▶ _Goal_
State how many lines contain the string "screenshot", and write nothing else.

>> START

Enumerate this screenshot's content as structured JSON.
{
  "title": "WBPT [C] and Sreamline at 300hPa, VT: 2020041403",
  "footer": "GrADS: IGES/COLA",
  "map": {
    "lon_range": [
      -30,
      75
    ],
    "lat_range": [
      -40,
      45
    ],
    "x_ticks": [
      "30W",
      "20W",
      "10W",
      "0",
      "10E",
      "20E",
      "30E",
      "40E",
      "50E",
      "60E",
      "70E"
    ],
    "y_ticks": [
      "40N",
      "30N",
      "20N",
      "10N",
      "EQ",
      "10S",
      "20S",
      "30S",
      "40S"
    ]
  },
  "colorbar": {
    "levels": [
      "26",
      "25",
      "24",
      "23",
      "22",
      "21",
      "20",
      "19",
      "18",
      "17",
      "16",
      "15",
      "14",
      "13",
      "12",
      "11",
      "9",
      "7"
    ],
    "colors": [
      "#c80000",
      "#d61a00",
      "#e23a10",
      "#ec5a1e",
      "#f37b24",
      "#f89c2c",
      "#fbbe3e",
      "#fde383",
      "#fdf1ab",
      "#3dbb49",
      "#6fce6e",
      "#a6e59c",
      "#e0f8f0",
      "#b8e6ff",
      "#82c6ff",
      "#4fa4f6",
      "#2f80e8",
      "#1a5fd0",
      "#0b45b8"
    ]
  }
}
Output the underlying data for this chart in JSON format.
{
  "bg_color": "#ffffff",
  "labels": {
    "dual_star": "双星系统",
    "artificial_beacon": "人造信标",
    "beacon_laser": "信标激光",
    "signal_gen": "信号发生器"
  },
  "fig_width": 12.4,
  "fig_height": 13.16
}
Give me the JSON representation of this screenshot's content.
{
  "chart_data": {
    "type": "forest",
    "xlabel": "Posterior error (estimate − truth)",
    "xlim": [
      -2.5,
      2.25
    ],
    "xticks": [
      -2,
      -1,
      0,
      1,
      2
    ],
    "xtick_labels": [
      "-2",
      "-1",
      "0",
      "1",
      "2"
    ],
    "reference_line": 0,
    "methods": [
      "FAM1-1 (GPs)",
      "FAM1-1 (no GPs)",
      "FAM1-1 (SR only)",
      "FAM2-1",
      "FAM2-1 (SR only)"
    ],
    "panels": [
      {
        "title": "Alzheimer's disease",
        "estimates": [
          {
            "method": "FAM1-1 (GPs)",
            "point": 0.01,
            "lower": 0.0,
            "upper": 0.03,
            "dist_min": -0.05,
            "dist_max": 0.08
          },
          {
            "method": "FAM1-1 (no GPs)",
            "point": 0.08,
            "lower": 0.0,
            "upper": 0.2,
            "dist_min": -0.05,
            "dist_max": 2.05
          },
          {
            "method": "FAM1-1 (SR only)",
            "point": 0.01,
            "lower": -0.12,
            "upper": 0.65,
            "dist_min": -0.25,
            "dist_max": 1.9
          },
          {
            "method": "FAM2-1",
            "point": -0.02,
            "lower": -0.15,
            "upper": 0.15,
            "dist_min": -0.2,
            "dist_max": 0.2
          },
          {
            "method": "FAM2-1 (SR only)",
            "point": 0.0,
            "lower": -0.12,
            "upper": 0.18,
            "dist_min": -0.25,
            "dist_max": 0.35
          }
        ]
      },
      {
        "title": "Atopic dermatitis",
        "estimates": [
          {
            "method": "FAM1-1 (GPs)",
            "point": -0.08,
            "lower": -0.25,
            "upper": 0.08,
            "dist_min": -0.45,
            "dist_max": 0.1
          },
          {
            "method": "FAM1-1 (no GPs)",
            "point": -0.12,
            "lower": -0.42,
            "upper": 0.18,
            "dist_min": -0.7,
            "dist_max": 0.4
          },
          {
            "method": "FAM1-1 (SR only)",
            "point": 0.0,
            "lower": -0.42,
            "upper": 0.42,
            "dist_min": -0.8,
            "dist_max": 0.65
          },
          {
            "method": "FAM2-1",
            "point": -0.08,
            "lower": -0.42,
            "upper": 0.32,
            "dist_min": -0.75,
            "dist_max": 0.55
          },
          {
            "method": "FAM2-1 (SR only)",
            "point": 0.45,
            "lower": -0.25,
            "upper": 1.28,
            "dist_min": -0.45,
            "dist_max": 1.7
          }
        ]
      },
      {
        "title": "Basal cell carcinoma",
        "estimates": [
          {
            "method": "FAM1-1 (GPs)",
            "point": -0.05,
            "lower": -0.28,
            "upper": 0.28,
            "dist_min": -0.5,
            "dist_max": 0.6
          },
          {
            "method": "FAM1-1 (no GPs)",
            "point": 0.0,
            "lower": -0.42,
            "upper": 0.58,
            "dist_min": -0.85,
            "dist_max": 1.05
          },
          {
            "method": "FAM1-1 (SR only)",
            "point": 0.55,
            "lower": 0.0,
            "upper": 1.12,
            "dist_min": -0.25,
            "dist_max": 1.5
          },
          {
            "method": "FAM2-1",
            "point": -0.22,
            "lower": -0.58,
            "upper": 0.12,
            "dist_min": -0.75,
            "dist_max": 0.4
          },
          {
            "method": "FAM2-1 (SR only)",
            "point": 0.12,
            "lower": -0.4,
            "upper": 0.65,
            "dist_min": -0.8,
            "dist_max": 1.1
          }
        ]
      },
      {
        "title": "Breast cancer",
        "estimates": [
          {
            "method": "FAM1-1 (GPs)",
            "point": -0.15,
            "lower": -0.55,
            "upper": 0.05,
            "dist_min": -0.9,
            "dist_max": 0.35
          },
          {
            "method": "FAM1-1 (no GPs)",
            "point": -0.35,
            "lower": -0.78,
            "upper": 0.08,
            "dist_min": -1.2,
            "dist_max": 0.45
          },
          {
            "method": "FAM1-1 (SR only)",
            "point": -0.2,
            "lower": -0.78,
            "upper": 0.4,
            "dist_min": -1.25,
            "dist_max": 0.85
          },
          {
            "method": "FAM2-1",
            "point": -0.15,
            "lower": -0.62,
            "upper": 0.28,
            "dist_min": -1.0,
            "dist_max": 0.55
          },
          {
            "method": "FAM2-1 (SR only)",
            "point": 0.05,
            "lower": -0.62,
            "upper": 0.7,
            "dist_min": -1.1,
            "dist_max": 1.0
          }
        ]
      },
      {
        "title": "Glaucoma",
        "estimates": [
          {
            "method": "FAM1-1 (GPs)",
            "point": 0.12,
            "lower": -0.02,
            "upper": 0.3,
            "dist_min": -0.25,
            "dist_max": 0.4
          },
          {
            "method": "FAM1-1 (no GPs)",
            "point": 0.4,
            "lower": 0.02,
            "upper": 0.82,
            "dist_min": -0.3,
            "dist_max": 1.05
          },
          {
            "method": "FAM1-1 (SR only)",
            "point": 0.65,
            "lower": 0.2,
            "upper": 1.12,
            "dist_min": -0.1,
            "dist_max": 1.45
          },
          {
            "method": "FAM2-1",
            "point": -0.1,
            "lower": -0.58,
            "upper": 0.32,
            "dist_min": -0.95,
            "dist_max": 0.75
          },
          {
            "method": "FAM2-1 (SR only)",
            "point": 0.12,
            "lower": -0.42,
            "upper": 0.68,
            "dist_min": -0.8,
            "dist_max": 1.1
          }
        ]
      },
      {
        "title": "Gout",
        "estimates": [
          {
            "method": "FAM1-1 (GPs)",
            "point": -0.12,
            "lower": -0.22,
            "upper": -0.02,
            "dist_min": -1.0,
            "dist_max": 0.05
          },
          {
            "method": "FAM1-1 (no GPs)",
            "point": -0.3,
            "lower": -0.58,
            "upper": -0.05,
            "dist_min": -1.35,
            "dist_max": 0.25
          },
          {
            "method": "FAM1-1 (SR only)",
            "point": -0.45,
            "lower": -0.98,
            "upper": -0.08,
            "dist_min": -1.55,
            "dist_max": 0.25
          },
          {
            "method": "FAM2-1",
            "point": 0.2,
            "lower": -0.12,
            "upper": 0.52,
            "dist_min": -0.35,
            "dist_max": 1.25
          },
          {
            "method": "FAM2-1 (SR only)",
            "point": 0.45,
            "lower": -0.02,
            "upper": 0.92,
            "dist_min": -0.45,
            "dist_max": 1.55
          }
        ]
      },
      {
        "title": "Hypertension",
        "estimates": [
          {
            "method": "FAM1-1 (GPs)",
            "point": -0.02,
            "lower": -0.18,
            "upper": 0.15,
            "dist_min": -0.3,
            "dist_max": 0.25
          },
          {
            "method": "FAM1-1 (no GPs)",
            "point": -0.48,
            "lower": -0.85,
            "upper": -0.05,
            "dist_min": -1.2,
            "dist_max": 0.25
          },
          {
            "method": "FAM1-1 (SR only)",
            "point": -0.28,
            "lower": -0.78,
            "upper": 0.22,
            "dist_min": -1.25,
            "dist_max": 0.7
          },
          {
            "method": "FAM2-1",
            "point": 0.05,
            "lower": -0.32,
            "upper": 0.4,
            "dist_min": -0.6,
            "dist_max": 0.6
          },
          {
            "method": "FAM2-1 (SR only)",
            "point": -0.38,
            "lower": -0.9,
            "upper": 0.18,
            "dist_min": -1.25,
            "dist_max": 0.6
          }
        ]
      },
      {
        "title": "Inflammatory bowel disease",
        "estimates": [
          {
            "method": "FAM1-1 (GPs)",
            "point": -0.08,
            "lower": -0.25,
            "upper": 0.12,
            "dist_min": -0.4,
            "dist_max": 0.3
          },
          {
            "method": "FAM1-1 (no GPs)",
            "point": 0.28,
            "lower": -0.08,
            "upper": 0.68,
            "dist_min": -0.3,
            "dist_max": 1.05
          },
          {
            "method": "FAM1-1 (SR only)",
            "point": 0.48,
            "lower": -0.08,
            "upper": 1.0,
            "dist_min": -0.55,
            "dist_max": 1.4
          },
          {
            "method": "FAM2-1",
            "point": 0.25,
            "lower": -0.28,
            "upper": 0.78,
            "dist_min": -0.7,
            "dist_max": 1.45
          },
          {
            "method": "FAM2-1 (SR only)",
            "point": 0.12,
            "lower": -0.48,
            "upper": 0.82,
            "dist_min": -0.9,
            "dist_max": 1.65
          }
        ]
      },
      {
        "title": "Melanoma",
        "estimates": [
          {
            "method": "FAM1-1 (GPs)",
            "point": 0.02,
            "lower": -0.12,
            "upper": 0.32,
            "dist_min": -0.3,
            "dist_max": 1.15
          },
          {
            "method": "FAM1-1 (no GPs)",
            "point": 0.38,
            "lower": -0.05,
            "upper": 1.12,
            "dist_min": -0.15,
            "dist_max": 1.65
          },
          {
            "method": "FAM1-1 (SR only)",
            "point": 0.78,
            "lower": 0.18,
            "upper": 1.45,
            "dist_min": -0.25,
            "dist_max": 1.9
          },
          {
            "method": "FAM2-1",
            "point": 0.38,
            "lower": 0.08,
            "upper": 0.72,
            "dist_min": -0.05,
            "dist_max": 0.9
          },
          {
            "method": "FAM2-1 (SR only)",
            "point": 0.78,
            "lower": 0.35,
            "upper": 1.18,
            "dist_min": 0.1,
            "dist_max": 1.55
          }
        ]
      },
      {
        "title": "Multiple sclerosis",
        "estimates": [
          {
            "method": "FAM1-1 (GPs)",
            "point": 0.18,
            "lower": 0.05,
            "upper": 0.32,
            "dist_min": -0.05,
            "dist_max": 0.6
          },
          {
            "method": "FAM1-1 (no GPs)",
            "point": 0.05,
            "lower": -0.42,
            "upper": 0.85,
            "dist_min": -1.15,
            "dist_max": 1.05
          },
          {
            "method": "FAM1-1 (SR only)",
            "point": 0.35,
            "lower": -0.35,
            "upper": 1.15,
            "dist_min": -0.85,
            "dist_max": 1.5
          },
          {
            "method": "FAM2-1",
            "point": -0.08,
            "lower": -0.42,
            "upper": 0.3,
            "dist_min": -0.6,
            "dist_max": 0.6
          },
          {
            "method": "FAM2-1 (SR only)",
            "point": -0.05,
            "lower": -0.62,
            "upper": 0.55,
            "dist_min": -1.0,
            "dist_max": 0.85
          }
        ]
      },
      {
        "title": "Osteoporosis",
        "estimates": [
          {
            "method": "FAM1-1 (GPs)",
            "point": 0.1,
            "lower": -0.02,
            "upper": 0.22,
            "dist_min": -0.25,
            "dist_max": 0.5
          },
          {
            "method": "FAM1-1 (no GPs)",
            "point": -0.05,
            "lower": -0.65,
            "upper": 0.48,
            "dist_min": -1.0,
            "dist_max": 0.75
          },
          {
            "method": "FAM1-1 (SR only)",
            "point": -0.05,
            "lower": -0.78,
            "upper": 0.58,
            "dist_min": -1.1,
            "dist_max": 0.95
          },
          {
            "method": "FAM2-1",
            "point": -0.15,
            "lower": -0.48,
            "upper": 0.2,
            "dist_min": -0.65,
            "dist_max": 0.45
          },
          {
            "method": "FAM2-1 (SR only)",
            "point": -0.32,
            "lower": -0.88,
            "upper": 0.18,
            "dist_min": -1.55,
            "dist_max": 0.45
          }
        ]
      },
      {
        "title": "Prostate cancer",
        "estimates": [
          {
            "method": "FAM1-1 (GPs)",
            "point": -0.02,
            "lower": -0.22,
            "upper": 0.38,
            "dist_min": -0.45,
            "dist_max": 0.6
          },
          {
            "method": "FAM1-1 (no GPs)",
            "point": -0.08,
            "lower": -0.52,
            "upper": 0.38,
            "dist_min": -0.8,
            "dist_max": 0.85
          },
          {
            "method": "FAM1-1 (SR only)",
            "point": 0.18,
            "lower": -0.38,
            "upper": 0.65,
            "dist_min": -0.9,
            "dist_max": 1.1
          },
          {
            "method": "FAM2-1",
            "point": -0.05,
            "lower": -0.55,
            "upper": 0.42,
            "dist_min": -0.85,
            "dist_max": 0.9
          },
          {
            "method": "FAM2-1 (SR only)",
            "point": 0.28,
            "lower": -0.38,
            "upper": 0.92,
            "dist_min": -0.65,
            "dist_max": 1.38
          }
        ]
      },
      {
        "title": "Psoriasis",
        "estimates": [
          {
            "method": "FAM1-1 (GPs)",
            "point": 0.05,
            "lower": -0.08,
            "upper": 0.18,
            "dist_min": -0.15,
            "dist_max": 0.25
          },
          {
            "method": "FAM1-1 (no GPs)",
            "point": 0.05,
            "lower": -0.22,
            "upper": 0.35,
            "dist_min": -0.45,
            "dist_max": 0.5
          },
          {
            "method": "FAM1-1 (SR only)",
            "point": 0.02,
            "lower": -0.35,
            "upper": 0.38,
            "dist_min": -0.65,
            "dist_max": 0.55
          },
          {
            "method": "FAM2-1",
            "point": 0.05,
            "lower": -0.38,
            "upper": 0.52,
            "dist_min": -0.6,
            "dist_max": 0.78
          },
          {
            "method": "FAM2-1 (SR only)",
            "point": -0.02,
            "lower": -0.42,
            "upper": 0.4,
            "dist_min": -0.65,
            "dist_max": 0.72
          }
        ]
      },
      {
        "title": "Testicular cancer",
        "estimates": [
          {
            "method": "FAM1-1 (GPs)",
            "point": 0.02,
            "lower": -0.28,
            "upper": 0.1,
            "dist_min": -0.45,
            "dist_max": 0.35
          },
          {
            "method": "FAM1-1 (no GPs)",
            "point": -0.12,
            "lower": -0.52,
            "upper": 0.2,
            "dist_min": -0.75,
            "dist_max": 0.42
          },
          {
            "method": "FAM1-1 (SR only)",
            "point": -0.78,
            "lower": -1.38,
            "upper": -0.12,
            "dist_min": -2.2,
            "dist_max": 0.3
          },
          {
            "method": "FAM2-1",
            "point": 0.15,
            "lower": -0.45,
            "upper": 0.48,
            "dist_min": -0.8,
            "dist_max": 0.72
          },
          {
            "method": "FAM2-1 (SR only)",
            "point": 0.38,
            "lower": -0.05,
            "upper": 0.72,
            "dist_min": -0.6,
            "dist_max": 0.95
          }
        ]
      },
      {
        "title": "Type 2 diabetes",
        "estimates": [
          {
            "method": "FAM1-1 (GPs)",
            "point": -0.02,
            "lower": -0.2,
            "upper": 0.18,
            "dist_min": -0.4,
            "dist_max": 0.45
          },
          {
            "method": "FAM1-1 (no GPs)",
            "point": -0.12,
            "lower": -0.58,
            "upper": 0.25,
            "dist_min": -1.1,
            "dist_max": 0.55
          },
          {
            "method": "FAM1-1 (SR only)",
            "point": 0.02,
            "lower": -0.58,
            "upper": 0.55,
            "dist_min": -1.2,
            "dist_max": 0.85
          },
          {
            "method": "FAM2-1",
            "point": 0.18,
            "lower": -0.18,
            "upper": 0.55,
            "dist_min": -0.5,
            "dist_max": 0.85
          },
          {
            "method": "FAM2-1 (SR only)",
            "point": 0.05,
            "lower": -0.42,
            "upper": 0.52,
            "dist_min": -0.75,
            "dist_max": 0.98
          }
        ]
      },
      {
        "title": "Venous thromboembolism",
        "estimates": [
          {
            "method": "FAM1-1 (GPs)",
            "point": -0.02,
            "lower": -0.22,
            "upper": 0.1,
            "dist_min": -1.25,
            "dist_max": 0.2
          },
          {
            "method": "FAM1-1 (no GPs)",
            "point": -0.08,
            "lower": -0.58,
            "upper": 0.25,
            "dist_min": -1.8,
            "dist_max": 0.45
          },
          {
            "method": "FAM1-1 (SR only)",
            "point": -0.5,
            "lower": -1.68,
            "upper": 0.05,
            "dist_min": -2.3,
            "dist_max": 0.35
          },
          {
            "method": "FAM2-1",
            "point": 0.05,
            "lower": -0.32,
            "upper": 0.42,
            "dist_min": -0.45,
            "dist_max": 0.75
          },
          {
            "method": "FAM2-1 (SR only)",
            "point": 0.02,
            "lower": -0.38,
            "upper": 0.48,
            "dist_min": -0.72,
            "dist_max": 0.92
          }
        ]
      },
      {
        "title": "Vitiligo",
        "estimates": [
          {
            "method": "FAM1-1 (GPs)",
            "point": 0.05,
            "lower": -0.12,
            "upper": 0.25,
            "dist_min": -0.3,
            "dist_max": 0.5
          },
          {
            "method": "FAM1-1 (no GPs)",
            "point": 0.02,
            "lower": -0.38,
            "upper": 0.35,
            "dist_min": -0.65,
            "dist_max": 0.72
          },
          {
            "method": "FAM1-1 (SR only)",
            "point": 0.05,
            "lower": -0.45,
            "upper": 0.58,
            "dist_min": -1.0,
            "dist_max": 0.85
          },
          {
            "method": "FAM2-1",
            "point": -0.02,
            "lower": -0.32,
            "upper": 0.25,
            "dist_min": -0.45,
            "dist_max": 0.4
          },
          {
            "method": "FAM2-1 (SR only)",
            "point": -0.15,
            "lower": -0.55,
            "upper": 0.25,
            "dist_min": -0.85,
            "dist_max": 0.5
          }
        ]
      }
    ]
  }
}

>> END

▶ _Response to the exercise_
2